WRITTEN PROBLEM →
Each line containing the word "питьевое" must be reported.
##### SUPPLIED DATA #####
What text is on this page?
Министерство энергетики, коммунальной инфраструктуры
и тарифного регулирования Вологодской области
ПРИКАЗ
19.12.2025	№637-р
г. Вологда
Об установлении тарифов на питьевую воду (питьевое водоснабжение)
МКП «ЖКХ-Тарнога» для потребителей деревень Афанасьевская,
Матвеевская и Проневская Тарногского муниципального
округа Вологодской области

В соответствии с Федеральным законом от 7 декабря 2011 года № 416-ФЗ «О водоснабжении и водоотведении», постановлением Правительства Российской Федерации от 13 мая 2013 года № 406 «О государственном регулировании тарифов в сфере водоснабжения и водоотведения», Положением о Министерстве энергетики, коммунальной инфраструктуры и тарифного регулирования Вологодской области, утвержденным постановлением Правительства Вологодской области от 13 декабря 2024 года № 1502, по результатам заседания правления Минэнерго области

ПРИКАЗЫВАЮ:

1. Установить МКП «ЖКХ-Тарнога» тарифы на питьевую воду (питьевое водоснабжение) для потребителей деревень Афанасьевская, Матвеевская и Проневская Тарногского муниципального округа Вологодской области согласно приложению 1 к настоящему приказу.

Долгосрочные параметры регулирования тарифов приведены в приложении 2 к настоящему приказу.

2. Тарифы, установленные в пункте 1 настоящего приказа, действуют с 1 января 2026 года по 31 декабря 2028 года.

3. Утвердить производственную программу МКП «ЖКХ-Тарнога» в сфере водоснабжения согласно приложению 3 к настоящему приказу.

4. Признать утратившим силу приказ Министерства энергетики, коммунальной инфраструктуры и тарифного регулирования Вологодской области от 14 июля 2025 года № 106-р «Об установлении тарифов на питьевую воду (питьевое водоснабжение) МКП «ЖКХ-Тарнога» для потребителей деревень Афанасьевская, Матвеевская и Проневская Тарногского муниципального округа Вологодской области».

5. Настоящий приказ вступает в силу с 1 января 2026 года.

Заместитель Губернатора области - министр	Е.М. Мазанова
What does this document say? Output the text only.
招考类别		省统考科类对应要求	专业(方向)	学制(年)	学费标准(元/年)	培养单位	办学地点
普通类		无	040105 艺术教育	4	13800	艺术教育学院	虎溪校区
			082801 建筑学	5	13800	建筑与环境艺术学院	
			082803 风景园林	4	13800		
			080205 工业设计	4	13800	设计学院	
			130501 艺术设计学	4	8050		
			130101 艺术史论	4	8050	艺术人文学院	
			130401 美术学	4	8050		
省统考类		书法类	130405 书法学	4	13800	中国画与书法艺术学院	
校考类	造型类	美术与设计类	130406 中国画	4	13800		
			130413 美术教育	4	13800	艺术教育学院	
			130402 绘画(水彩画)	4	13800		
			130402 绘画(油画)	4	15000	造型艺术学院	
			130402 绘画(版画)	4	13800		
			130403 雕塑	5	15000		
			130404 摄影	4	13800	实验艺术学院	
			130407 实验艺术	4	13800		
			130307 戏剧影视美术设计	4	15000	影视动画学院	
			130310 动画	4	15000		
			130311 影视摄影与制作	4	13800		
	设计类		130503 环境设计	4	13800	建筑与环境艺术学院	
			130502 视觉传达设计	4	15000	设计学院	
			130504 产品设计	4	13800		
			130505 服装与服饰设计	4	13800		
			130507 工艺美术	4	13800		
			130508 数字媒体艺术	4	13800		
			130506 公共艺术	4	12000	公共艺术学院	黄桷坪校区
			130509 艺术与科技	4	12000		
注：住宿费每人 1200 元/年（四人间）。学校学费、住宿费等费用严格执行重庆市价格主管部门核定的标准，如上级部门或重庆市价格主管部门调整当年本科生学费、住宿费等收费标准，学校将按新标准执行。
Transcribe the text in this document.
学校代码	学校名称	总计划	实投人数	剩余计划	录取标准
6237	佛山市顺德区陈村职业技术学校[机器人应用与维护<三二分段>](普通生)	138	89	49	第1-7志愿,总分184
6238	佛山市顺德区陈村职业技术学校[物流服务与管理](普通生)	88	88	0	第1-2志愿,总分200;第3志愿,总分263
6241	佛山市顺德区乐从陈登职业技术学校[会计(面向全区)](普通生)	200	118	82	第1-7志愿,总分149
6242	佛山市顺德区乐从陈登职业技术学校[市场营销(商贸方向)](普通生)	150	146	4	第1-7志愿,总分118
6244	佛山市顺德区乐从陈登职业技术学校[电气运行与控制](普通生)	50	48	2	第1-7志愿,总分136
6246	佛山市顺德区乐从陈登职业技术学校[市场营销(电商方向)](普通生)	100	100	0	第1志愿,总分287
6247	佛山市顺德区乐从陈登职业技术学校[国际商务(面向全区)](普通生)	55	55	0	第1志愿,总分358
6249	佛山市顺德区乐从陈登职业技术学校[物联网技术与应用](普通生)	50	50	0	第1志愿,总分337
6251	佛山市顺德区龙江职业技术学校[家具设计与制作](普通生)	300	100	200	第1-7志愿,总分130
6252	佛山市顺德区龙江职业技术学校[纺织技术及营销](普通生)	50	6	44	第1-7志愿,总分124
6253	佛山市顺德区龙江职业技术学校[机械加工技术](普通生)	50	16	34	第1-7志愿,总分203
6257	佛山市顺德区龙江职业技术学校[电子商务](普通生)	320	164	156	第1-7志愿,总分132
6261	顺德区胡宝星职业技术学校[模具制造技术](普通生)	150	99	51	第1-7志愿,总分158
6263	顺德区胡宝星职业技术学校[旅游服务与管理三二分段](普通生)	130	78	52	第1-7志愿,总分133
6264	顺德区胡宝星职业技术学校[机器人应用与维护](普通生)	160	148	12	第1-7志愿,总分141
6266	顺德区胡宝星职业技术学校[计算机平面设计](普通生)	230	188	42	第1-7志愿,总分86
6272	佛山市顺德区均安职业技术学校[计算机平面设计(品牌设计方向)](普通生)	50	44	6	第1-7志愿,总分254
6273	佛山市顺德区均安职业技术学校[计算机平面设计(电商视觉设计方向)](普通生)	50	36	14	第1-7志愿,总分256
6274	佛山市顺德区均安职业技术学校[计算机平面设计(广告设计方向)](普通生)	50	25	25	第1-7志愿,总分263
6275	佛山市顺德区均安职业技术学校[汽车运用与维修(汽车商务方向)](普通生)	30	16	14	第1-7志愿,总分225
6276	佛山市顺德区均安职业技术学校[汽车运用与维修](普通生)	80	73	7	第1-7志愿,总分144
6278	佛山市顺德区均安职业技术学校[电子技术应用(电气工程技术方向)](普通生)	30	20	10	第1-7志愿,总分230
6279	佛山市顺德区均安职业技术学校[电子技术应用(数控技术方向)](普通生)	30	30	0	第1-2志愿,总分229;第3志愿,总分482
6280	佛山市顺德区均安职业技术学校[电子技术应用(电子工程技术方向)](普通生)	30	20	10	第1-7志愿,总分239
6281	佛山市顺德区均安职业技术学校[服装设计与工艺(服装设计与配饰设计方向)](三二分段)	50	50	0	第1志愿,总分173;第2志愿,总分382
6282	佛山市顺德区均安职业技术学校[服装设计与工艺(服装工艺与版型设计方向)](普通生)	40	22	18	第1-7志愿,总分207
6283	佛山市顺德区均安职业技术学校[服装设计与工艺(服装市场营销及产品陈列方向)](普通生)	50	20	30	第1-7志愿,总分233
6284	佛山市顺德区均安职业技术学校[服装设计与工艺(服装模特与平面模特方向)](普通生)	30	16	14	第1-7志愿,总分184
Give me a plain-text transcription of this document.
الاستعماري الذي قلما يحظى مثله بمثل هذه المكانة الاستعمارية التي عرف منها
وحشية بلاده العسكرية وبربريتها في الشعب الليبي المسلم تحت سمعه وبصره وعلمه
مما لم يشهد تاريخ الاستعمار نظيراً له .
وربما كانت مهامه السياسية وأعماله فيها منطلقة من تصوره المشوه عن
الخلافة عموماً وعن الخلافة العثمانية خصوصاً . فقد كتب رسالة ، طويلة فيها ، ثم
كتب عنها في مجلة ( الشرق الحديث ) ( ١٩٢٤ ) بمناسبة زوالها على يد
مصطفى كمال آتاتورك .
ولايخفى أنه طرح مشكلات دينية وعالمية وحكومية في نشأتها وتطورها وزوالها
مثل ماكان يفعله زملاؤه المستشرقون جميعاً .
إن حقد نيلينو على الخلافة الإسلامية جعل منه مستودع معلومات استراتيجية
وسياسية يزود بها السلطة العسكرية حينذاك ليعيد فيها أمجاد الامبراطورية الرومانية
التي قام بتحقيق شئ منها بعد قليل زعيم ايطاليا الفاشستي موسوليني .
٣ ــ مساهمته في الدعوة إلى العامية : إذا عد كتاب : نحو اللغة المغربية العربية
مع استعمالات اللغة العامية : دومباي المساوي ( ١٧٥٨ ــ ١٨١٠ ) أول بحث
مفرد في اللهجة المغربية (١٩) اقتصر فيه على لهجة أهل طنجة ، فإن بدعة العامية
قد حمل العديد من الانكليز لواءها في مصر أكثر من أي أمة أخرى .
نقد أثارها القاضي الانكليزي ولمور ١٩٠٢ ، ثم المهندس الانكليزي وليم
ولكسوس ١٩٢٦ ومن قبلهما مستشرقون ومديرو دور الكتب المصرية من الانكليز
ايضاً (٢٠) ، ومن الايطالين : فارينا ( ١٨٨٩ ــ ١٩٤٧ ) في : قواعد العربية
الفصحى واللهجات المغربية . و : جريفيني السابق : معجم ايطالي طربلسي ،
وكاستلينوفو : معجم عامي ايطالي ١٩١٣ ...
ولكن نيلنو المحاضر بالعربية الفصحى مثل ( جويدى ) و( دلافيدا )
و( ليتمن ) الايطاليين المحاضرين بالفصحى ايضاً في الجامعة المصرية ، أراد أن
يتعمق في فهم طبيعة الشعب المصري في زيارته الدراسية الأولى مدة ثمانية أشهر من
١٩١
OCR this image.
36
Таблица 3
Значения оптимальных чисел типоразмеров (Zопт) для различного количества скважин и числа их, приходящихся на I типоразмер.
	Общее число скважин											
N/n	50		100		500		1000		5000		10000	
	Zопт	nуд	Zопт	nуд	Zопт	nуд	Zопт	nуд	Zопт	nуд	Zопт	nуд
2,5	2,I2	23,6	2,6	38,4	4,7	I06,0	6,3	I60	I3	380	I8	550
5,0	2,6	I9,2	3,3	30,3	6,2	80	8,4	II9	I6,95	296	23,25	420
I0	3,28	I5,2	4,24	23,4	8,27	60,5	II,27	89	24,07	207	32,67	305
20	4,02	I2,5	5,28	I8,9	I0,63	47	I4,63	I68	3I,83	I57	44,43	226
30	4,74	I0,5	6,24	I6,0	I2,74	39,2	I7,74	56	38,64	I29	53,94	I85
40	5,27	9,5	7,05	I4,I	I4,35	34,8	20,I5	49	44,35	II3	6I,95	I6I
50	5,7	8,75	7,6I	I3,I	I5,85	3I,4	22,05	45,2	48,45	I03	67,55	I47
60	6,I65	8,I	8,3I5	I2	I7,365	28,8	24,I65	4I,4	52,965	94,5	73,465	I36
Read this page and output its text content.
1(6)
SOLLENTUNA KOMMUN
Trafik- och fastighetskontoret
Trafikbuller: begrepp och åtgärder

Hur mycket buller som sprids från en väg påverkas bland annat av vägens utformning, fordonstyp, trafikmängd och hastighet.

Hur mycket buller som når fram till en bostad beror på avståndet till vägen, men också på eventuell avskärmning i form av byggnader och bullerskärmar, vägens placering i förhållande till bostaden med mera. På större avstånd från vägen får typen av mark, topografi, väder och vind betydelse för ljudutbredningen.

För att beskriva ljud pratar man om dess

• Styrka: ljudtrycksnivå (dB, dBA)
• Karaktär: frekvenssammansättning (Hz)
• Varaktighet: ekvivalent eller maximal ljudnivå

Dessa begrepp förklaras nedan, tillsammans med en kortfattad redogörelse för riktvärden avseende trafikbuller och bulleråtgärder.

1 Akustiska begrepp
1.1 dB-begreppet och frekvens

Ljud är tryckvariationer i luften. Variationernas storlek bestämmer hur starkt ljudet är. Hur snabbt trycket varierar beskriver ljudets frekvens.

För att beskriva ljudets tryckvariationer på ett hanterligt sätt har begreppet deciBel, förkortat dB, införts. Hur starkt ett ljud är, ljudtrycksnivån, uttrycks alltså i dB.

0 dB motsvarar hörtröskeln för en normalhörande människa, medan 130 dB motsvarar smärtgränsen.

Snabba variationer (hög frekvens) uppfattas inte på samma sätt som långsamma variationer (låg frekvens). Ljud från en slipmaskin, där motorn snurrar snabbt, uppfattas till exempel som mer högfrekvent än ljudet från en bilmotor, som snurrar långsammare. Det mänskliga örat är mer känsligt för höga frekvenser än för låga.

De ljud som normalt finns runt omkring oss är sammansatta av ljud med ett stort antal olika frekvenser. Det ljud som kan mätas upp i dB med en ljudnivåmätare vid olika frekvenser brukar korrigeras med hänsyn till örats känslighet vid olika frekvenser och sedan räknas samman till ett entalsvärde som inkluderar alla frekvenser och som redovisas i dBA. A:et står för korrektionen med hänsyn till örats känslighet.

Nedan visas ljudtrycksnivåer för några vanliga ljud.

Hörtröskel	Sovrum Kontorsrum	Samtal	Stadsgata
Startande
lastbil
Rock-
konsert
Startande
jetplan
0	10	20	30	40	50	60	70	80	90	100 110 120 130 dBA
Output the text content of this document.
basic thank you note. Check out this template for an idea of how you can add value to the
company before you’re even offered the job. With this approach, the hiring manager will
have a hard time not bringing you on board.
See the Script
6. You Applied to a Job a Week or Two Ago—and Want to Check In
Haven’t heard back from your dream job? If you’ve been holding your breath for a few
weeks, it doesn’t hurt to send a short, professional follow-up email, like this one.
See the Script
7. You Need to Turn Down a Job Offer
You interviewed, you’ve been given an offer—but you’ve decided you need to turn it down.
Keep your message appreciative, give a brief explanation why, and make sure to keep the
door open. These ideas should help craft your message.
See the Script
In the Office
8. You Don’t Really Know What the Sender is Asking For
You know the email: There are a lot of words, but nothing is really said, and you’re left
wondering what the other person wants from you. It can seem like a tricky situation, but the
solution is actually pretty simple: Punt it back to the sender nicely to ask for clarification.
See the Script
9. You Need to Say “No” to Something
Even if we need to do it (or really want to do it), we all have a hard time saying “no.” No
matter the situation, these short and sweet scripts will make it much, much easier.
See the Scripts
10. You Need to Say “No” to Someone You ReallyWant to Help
#####
WORKED SOLUTION →
Об установлении тарифов на питьевую воду (питьевое водоснабжение)
1. Установить МКП «ЖКХ-Тарнога» тарифы на питьевую воду (питьевое водоснабжение) для потребителей деревень Афанасьевская, Матвеевская и Проневская Тарногского муниципального округа Вологодской области согласно приложению 1 к настоящему приказу.
4. Признать утратившим силу приказ Министерства энергетики, коммунальной инфраструктуры и тарифного регулирования Вологодской области от 14 июля 2025 года № 106-р «Об установлении тарифов на питьевую воду (питьевое водоснабжение) МКП «ЖКХ-Тарнога» для потребителей деревень Афанасьевская, Матвеевская и Проневская Тарногского муниципального округа Вологодской области».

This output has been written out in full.